[Requirement] From the listing below, extract every line in which the word "title" appears.

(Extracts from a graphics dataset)
%%

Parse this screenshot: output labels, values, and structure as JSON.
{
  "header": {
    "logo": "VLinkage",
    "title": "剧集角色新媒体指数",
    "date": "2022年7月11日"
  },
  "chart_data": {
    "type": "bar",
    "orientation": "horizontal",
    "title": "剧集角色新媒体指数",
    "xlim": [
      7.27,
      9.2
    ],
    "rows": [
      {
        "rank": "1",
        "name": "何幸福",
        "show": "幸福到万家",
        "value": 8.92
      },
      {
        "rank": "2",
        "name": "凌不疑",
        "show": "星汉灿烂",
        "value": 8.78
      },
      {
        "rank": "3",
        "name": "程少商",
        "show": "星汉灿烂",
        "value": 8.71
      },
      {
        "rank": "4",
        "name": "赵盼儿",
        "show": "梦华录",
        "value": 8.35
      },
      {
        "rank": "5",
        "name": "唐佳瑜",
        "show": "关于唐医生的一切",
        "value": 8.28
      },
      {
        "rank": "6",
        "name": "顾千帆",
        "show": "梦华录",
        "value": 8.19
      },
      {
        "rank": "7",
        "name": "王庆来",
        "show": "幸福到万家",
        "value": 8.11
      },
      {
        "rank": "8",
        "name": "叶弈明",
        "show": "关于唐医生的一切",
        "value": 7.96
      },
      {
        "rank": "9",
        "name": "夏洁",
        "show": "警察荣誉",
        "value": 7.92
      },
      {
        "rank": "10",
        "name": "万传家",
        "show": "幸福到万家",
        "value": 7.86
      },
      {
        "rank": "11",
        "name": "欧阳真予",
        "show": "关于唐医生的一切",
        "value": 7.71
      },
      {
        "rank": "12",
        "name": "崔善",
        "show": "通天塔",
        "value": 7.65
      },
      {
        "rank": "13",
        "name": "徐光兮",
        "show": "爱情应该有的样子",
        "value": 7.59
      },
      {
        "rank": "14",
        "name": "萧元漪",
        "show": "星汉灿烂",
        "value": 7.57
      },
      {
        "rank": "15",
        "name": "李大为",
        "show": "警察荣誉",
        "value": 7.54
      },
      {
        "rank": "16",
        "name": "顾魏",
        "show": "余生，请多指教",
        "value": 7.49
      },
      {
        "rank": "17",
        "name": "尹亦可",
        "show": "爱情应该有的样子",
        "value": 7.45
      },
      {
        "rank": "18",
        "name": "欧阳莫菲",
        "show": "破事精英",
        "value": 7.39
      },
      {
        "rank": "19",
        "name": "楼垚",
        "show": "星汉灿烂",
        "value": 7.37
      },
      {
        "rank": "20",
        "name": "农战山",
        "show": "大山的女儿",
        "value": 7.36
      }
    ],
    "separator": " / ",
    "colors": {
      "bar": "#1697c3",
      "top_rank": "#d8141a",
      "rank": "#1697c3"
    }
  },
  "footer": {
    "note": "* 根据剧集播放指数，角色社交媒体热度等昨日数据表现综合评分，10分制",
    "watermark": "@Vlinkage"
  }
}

%%
%%

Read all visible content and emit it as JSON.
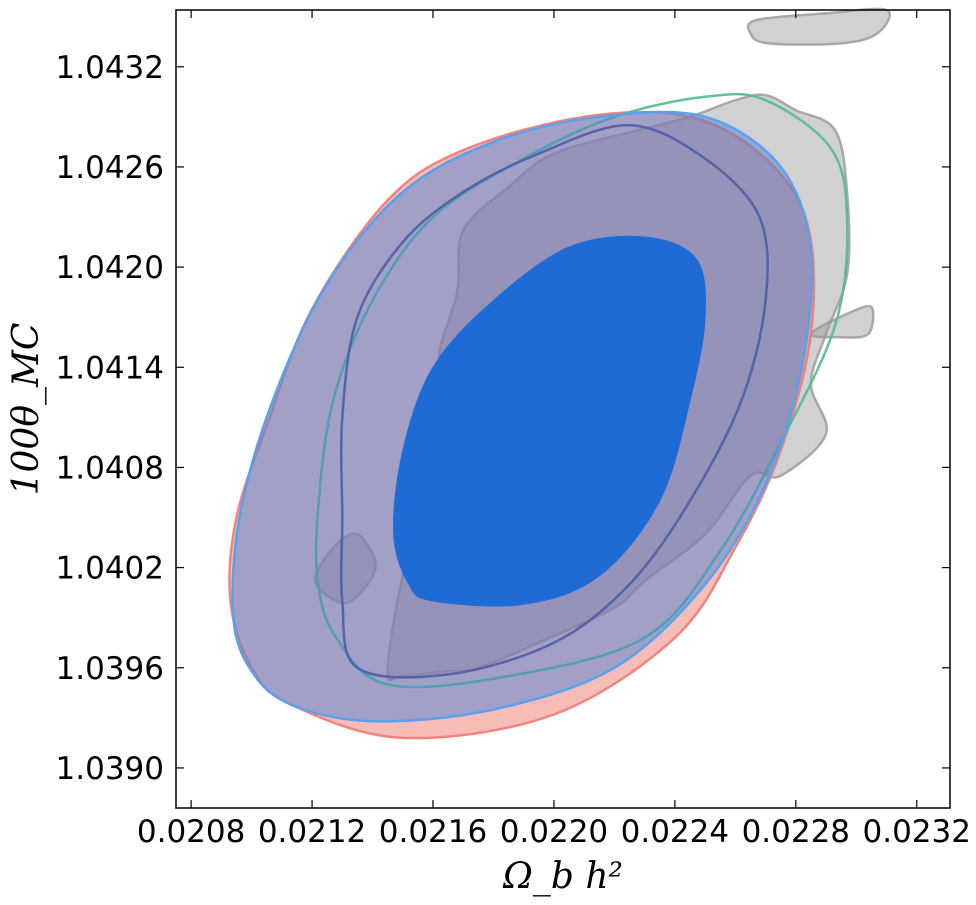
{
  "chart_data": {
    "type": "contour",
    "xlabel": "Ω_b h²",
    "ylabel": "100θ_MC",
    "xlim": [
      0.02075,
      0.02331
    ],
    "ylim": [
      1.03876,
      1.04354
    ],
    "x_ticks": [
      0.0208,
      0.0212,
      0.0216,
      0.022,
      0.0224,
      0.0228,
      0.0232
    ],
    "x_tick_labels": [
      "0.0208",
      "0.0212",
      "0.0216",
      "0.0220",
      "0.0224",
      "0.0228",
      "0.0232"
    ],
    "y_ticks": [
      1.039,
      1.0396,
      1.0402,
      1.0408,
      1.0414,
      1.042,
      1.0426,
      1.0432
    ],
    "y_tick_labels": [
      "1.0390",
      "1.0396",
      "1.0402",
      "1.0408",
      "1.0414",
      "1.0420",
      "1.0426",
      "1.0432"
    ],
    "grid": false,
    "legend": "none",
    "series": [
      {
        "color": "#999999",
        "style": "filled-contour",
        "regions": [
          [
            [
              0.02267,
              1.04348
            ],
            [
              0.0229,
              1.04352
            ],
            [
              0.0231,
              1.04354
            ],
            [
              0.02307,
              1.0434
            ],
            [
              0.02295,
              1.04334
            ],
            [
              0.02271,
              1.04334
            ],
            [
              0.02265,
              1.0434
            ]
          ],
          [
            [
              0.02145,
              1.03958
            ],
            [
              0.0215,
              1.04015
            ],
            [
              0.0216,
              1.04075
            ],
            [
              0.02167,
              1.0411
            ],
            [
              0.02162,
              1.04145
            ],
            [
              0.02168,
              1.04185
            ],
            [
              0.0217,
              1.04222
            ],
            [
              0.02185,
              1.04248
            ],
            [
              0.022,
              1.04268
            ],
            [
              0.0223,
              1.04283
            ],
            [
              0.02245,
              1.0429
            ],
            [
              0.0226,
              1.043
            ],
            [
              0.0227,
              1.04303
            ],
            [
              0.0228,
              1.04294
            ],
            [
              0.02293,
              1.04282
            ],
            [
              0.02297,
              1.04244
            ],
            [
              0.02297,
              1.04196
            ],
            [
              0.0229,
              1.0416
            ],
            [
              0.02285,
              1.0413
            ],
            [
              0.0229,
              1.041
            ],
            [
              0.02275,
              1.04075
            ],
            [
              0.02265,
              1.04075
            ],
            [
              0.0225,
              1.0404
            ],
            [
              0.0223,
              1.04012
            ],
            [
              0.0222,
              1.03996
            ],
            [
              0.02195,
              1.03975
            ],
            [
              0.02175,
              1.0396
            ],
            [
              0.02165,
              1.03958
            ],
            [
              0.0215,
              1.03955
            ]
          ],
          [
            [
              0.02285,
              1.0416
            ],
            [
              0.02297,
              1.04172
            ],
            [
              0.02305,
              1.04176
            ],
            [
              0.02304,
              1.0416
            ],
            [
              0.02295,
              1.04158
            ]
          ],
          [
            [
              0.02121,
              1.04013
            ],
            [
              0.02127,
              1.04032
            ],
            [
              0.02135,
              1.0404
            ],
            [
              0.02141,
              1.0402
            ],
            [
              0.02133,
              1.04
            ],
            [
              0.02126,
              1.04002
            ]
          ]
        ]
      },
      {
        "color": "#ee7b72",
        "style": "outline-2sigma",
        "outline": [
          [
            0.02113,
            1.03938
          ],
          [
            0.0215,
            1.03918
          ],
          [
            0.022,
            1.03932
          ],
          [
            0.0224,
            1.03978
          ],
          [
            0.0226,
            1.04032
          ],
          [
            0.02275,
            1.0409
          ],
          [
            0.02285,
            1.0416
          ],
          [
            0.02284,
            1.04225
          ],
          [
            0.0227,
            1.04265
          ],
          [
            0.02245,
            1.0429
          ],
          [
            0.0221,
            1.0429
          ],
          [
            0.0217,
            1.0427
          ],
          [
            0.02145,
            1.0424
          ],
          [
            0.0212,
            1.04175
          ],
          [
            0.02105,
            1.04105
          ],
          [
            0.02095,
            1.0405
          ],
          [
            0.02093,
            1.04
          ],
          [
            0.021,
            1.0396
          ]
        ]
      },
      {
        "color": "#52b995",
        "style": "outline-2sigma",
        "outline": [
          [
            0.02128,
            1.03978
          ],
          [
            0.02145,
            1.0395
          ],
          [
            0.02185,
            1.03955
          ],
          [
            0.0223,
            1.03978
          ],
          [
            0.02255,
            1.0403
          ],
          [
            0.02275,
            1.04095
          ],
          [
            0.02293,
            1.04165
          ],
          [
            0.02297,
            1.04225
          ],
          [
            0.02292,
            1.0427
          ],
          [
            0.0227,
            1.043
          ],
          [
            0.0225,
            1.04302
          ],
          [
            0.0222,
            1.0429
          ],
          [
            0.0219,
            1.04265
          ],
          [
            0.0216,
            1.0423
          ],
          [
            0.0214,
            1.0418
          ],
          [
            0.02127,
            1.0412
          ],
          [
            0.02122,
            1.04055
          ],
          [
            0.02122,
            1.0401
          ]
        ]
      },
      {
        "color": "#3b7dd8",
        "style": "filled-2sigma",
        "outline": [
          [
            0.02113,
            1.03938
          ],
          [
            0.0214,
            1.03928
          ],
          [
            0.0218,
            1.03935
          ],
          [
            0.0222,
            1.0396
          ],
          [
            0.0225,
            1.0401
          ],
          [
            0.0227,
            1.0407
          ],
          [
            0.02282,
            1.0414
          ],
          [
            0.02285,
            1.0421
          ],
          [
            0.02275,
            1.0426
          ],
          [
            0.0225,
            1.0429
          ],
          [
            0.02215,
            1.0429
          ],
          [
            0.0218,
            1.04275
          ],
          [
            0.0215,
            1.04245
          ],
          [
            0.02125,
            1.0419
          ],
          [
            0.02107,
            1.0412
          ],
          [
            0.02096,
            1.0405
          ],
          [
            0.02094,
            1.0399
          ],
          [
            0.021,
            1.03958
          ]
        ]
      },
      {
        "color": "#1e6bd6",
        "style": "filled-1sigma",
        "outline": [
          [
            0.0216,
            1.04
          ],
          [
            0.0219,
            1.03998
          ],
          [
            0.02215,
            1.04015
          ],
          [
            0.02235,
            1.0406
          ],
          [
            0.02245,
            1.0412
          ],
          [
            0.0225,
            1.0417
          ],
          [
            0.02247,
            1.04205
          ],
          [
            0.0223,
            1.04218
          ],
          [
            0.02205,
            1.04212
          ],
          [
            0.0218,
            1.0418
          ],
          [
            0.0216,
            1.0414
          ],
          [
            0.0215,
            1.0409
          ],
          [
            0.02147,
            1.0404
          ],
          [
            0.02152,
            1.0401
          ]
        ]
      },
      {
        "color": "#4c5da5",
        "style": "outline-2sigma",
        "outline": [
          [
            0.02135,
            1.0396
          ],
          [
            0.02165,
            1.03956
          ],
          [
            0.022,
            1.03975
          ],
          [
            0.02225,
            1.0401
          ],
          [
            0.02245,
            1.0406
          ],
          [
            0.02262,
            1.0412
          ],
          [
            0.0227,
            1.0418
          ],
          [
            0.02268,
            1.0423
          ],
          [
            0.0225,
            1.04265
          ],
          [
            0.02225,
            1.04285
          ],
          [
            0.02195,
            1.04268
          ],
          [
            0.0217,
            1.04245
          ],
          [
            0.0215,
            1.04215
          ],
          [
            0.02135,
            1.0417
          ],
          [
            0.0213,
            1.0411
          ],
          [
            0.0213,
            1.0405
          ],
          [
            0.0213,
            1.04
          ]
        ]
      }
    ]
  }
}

%%
%%

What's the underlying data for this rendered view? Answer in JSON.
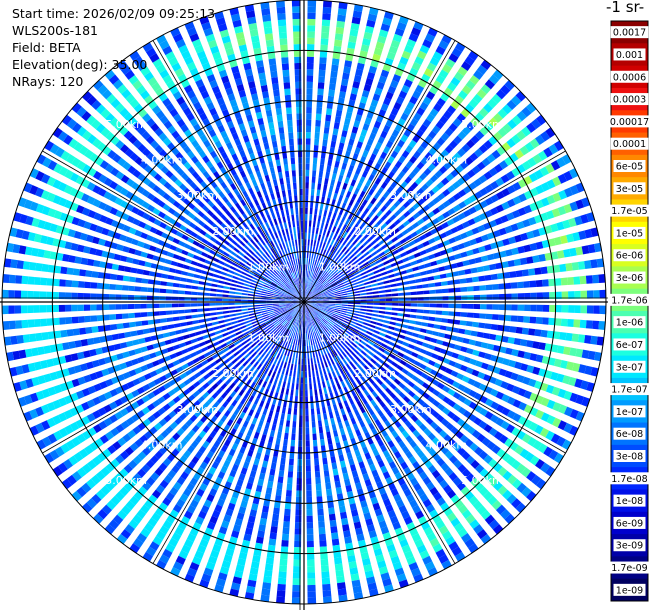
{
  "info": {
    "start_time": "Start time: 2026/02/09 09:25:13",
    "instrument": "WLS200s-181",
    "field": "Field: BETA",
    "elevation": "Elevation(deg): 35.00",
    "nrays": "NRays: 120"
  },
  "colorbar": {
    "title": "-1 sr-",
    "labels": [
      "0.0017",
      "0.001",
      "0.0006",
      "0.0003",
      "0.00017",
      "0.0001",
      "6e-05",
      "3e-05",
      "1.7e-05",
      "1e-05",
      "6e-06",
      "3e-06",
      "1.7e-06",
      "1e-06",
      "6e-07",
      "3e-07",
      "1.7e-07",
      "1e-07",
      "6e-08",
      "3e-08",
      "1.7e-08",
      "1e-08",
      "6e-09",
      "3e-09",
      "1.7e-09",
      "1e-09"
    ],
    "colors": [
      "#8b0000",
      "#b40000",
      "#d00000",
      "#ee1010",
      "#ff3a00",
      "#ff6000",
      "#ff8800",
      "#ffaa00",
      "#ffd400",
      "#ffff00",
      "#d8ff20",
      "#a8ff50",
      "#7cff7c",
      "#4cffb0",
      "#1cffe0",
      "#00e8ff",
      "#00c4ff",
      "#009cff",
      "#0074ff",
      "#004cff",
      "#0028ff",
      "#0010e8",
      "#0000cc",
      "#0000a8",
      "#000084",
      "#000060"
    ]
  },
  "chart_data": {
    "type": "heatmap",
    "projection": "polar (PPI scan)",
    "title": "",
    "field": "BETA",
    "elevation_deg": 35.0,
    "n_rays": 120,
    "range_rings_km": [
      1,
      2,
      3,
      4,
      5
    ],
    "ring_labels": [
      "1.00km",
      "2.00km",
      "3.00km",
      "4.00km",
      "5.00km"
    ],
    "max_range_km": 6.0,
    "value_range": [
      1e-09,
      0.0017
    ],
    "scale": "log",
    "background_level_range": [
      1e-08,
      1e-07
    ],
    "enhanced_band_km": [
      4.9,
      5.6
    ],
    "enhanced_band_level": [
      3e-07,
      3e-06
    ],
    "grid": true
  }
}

%%

[Result of the task]
    "title": "剧集角色新媒体指数",
    "title": "剧集角色新媒体指数",
    "title": "-1 sr-",
    "title": "",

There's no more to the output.